* EXERCISE GOAL:
Give back the entire listing that follows, exactly.
--- SUPPLIED DATA ---
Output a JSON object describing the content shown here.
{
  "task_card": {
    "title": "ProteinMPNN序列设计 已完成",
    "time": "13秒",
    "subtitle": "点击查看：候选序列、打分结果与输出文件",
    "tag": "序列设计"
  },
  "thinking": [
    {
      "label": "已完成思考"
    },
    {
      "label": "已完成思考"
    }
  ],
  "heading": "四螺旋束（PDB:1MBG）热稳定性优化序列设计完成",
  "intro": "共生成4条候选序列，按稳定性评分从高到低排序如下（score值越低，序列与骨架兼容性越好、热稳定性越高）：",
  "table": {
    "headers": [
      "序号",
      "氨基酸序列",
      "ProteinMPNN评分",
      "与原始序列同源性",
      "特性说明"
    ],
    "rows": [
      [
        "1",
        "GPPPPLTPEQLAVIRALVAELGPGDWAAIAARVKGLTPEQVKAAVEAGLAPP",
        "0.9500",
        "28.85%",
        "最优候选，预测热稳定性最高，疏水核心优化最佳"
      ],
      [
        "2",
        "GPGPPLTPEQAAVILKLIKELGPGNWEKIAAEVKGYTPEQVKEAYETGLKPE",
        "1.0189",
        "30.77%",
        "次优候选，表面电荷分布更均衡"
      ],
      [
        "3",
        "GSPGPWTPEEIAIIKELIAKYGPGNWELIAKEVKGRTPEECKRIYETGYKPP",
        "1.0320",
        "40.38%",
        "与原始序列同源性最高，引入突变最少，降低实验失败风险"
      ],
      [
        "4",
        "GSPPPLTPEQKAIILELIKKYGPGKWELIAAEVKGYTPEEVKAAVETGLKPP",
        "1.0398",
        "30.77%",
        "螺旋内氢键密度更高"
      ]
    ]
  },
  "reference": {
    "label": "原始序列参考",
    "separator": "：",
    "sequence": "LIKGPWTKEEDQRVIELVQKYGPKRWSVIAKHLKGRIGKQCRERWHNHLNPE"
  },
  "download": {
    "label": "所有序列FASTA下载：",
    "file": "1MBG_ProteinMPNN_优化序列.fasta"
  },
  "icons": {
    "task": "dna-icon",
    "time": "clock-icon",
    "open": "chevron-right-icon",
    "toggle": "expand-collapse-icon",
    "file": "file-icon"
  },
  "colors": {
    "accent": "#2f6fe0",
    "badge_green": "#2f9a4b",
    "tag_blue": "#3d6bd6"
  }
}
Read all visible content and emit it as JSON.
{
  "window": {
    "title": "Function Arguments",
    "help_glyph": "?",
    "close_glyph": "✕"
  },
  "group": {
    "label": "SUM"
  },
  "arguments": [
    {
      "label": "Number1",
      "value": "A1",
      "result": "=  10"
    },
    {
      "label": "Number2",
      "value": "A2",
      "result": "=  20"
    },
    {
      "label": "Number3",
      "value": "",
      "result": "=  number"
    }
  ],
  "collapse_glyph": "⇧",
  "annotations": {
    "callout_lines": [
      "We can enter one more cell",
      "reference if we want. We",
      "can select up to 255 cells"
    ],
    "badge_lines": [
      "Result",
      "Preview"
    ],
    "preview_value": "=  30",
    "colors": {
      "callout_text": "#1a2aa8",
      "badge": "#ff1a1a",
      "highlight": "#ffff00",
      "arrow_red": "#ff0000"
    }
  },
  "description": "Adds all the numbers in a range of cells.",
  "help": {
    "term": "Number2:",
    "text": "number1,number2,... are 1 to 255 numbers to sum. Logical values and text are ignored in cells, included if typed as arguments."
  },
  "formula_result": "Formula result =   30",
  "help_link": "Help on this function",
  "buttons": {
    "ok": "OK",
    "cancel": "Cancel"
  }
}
---
* ANSWER FOR THE TASK:
Output a JSON object describing the content shown here.
{
  "task_card": {
    "title": "ProteinMPNN序列设计 已完成",
    "time": "13秒",
    "subtitle": "点击查看：候选序列、打分结果与输出文件",
    "tag": "序列设计"
  },
  "thinking": [
    {
      "label": "已完成思考"
    },
    {
      "label": "已完成思考"
    }
  ],
  "heading": "四螺旋束（PDB:1MBG）热稳定性优化序列设计完成",
  "intro": "共生成4条候选序列，按稳定性评分从高到低排序如下（score值越低，序列与骨架兼容性越好、热稳定性越高）：",
  "table": {
    "headers": [
      "序号",
      "氨基酸序列",
      "ProteinMPNN评分",
      "与原始序列同源性",
      "特性说明"
    ],
    "rows": [
      [
        "1",
        "GPPPPLTPEQLAVIRALVAELGPGDWAAIAARVKGLTPEQVKAAVEAGLAPP",
        "0.9500",
        "28.85%",
        "最优候选，预测热稳定性最高，疏水核心优化最佳"
      ],
      [
        "2",
        "GPGPPLTPEQAAVILKLIKELGPGNWEKIAAEVKGYTPEQVKEAYETGLKPE",
        "1.0189",
        "30.77%",
        "次优候选，表面电荷分布更均衡"
      ],
      [
        "3",
        "GSPGPWTPEEIAIIKELIAKYGPGNWELIAKEVKGRTPEECKRIYETGYKPP",
        "1.0320",
        "40.38%",
        "与原始序列同源性最高，引入突变最少，降低实验失败风险"
      ],
      [
        "4",
        "GSPPPLTPEQKAIILELIKKYGPGKWELIAAEVKGYTPEEVKAAVETGLKPP",
        "1.0398",
        "30.77%",
        "螺旋内氢键密度更高"
      ]
    ]
  },
  "reference": {
    "label": "原始序列参考",
    "separator": "：",
    "sequence": "LIKGPWTKEEDQRVIELVQKYGPKRWSVIAKHLKGRIGKQCRERWHNHLNPE"
  },
  "download": {
    "label": "所有序列FASTA下载：",
    "file": "1MBG_ProteinMPNN_优化序列.fasta"
  },
  "icons": {
    "task": "dna-icon",
    "time": "clock-icon",
    "open": "chevron-right-icon",
    "toggle": "expand-collapse-icon",
    "file": "file-icon"
  },
  "colors": {
    "accent": "#2f6fe0",
    "badge_green": "#2f9a4b",
    "tag_blue": "#3d6bd6"
  }
}
Read all visible content and emit it as JSON.
{
  "window": {
    "title": "Function Arguments",
    "help_glyph": "?",
    "close_glyph": "✕"
  },
  "group": {
    "label": "SUM"
  },
  "arguments": [
    {
      "label": "Number1",
      "value": "A1",
      "result": "=  10"
    },
    {
      "label": "Number2",
      "value": "A2",
      "result": "=  20"
    },
    {
      "label": "Number3",
      "value": "",
      "result": "=  number"
    }
  ],
  "collapse_glyph": "⇧",
  "annotations": {
    "callout_lines": [
      "We can enter one more cell",
      "reference if we want. We",
      "can select up to 255 cells"
    ],
    "badge_lines": [
      "Result",
      "Preview"
    ],
    "preview_value": "=  30",
    "colors": {
      "callout_text": "#1a2aa8",
      "badge": "#ff1a1a",
      "highlight": "#ffff00",
      "arrow_red": "#ff0000"
    }
  },
  "description": "Adds all the numbers in a range of cells.",
  "help": {
    "term": "Number2:",
    "text": "number1,number2,... are 1 to 255 numbers to sum. Logical values and text are ignored in cells, included if typed as arguments."
  },
  "formula_result": "Formula result =   30",
  "help_link": "Help on this function",
  "buttons": {
    "ok": "OK",
    "cancel": "Cancel"
  }
}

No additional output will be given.